• Aim of the exercise
Say how many lines in the records include the string "note", adding no other words.

===== Rows =====

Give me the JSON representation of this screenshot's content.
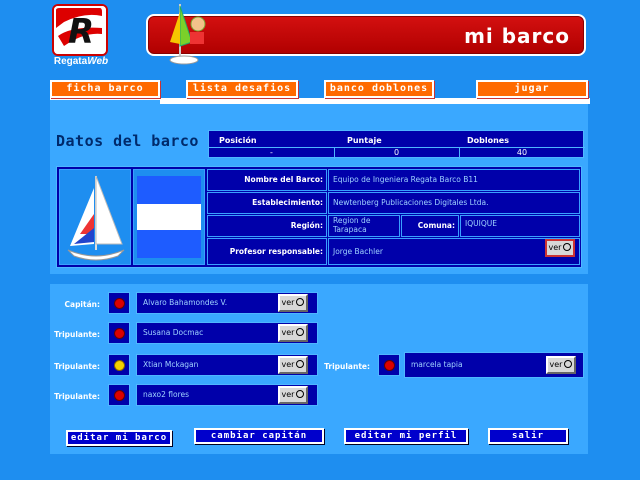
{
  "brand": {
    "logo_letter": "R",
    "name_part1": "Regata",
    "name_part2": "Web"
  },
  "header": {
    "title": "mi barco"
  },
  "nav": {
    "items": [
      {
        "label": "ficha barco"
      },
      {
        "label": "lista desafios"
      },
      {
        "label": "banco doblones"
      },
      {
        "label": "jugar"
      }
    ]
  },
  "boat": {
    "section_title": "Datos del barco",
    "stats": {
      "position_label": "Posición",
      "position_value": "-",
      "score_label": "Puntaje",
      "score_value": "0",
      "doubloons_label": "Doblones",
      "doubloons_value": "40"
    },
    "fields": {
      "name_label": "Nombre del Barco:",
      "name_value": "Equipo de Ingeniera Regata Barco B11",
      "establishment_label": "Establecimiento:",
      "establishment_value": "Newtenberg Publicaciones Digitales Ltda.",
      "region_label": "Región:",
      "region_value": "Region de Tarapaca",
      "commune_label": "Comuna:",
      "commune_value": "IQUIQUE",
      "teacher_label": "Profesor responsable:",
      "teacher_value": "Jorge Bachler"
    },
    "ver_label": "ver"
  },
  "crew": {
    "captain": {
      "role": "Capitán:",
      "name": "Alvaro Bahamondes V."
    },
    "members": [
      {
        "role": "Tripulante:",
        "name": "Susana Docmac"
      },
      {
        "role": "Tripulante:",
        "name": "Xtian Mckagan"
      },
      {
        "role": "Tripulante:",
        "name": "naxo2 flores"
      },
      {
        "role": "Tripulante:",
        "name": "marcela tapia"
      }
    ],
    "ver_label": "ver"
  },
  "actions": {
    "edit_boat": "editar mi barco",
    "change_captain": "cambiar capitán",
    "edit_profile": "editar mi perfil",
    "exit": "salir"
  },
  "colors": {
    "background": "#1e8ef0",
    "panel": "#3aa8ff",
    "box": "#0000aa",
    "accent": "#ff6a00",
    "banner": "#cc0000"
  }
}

=====
===== Rows =====

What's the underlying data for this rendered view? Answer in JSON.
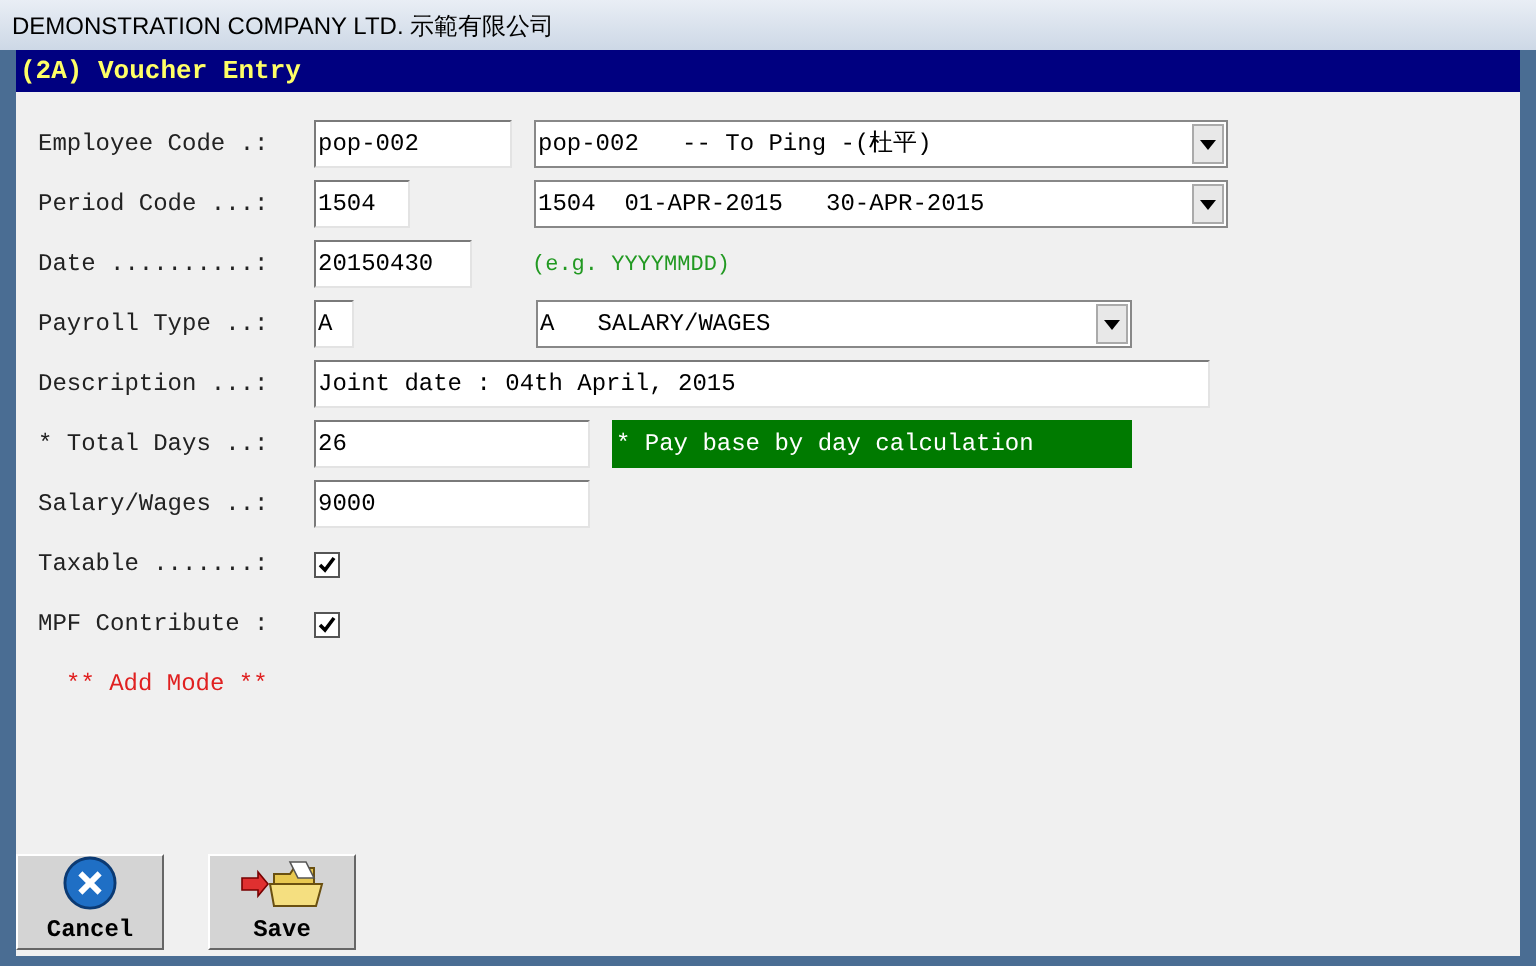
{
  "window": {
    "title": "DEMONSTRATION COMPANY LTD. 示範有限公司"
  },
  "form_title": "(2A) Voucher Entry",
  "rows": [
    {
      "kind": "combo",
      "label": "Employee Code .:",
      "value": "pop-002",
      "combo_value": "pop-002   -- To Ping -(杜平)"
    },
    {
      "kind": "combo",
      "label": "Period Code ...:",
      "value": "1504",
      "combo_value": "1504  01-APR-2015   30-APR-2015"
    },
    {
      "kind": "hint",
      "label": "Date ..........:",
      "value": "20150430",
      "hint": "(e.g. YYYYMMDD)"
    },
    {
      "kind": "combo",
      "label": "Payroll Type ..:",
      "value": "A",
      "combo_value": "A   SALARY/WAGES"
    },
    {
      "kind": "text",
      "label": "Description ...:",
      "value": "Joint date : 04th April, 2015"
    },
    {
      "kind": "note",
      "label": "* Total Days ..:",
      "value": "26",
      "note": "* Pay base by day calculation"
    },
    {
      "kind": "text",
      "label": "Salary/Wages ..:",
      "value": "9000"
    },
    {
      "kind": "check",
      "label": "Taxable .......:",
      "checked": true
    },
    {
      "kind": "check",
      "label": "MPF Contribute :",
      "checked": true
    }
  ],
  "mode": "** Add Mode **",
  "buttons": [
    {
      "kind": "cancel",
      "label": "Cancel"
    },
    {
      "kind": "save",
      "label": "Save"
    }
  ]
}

=====

• Output for this exercise
2